É apenas o começo de uma farsa de longa duração. Marko tranca por vinte anos Blacky e familiares num porão, ocupando-os numa fábrica de armas pretensamente para a resistência de uma guerra que já acabou. Marko enriquece, herda a namorada do amigo, vira intelectual-padrão do regime socialista de Tito.
A história "heróica" de seu grupo pauta até enredo de uma superprodução oficial. Enquanto a lenda vira filme, um acidente destranca o porão. Numa exemplar utilização dramática da metalinguagem, Kusturica faz Blacky saltar de uma ficção (o "bunker" resistente) a outra (a fita em que é personagem destacado). A grande mentira de Marko cai por terra. Outras não tardarão.
Um salto no tempo descobre em 1992 Marko e Blacky na Iugoslávia esfacelada após a morte de Tito (1980) e a queda do bloco soviético (1989). O primeiro continua enriquecendo com a indústria de armamentos; o segundo assumiu a persona de eterno combatente.
A conclusão é irônica e amarga, mas Kusturica ao fim não se rende em sua utopia da volta de uma Iugoslávia única, pacífica e alegre, marcada por famílias enormes, comunidades multiétnicas e festas com música cigana.
Ao receber sua segunda Palma de Ouro (a primeira foi para seu tocante "Quando Papai Saiu em Viagem de Negócios", em 1984), o próprio Kusturica reconheceu ter "Underground" um grave problema de ritmo. Uma festa de casamento, pecado maior, arrasta-se por quase meia hora no miolo do filme. O cineasta assumiu o exagero. Depois da Cannes, levou o filme de volta à moviola. A nova versão, mais enxuta, ainda não foi lançada. A Mostra exibe "Underground" em sua duração original de 192 minutos.
Seja como for, o excesso é parte essencial do impacto do filme. Kusturica lembra o Glauber visceral de "Deus e o Diabo Na Terra do Sol" ao encher as telas de um furacão de cores e músicas para chorar a violação dos bálcãs. "Nasci num país onde esperança e alegria de viver eram mais fortes que tudo -que o mal inclusive", diz Kusturica. Sua nostalgia por ele encontra em "Underground" a melhor tradução.
▬▬▬
TAREFAS DO EXERCÍCIO:
1: De acordo com a crítica sobre "Underground", com que duração a Mostra exibe o filme?
2: Reproduza sem nenhuma alteração as linhas dos registros, do início deles até a linha que contém "member-name-link[interactable]: Ms. Brown", incluindo esta última.

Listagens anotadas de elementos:
▬▬▬
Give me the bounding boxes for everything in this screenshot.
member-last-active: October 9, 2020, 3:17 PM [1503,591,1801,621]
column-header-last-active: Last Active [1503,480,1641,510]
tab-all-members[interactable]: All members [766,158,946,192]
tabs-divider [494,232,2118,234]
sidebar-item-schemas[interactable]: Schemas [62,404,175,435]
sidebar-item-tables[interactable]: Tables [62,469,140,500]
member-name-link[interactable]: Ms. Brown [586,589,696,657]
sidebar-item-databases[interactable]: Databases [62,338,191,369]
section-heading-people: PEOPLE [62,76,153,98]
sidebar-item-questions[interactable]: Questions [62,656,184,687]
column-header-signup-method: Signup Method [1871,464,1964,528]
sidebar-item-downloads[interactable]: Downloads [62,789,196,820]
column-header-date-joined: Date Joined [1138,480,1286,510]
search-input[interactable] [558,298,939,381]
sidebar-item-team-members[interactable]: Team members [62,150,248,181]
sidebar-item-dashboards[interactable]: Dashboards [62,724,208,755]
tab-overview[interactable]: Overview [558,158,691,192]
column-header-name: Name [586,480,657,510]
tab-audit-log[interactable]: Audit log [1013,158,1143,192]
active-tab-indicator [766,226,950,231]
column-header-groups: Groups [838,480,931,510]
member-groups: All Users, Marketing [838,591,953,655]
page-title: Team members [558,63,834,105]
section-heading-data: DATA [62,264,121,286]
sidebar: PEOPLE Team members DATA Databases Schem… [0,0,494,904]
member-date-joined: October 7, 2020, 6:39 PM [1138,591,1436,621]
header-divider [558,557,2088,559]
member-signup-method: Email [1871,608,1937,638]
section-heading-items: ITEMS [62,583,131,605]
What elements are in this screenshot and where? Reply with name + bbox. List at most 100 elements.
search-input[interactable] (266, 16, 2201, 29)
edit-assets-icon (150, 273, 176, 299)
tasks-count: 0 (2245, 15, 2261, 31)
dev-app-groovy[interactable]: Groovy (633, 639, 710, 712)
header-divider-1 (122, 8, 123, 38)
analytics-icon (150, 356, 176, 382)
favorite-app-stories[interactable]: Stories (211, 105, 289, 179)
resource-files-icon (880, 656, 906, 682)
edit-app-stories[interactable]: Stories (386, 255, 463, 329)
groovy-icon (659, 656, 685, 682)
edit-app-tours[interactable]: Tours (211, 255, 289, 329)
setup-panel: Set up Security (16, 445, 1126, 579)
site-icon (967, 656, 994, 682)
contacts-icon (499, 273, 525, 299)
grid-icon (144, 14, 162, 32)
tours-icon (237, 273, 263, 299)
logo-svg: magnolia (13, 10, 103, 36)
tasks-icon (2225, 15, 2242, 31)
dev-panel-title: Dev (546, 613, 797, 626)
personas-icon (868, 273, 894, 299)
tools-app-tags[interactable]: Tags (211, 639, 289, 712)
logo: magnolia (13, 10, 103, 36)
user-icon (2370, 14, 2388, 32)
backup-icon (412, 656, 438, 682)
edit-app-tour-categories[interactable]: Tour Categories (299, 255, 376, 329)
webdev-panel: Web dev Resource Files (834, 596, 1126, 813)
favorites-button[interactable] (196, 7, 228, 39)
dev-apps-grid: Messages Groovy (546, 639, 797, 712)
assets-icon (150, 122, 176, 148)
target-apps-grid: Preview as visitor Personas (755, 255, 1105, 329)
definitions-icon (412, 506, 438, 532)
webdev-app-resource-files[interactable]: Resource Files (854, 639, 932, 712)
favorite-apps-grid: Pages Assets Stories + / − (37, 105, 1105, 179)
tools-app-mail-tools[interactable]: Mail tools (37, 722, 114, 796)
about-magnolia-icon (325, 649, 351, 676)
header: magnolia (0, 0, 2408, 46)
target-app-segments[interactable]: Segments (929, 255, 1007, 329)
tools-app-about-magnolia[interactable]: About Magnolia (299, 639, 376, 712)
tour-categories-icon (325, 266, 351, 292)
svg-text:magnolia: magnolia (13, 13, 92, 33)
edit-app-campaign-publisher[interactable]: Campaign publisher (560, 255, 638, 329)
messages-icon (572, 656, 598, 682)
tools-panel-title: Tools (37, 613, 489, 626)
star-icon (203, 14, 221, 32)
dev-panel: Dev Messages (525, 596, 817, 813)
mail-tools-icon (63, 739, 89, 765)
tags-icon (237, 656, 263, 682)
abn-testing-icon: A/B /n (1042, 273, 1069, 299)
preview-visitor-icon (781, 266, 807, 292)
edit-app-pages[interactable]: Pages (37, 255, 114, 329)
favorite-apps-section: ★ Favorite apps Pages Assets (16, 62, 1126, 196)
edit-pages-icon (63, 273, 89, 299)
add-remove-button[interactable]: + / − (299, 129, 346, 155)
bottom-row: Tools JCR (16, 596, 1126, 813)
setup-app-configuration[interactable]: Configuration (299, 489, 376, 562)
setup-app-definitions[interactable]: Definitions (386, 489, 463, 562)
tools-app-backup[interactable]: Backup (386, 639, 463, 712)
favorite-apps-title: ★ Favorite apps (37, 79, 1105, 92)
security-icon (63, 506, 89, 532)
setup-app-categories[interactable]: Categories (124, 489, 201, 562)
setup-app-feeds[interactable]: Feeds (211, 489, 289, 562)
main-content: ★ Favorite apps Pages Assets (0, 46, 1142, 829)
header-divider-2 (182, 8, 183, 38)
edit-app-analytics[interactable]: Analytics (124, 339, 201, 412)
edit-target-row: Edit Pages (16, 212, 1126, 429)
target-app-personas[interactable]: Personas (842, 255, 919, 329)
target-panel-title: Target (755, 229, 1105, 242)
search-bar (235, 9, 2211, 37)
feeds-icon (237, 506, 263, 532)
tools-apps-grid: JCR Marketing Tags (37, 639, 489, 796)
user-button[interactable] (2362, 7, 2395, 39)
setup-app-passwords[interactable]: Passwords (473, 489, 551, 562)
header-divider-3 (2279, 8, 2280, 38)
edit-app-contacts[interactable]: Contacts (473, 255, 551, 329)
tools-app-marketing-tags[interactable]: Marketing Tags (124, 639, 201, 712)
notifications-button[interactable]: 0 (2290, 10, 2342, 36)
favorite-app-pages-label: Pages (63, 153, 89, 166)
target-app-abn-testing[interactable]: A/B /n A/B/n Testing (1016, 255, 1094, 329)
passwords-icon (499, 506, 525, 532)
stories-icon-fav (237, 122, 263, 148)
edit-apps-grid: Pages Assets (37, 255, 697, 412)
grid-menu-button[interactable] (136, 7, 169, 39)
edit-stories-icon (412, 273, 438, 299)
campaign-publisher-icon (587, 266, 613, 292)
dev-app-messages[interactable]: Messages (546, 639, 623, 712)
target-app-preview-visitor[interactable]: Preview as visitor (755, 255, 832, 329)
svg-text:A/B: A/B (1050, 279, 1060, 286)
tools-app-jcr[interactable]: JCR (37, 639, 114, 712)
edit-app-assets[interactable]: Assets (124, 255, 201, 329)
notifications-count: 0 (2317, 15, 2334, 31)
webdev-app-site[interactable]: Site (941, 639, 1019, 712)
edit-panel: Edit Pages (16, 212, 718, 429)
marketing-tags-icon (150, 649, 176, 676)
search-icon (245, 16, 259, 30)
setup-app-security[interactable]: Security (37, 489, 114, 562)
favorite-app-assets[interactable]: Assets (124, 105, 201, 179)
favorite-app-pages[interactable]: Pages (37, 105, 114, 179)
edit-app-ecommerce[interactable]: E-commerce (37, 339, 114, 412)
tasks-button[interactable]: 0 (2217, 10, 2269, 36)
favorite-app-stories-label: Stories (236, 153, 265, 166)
▬▬▬
EXERCÍCIOS RESOLVIDOS:
1: Em sua duração original de 192 minutos.

2:
Give me the bounding boxes for everything in this screenshot.
member-last-active: October 9, 2020, 3:17 PM [1503,591,1801,621]
column-header-last-active: Last Active [1503,480,1641,510]
tab-all-members[interactable]: All members [766,158,946,192]
tabs-divider [494,232,2118,234]
sidebar-item-schemas[interactable]: Schemas [62,404,175,435]
sidebar-item-tables[interactable]: Tables [62,469,140,500]
member-name-link[interactable]: Ms. Brown [586,589,696,657]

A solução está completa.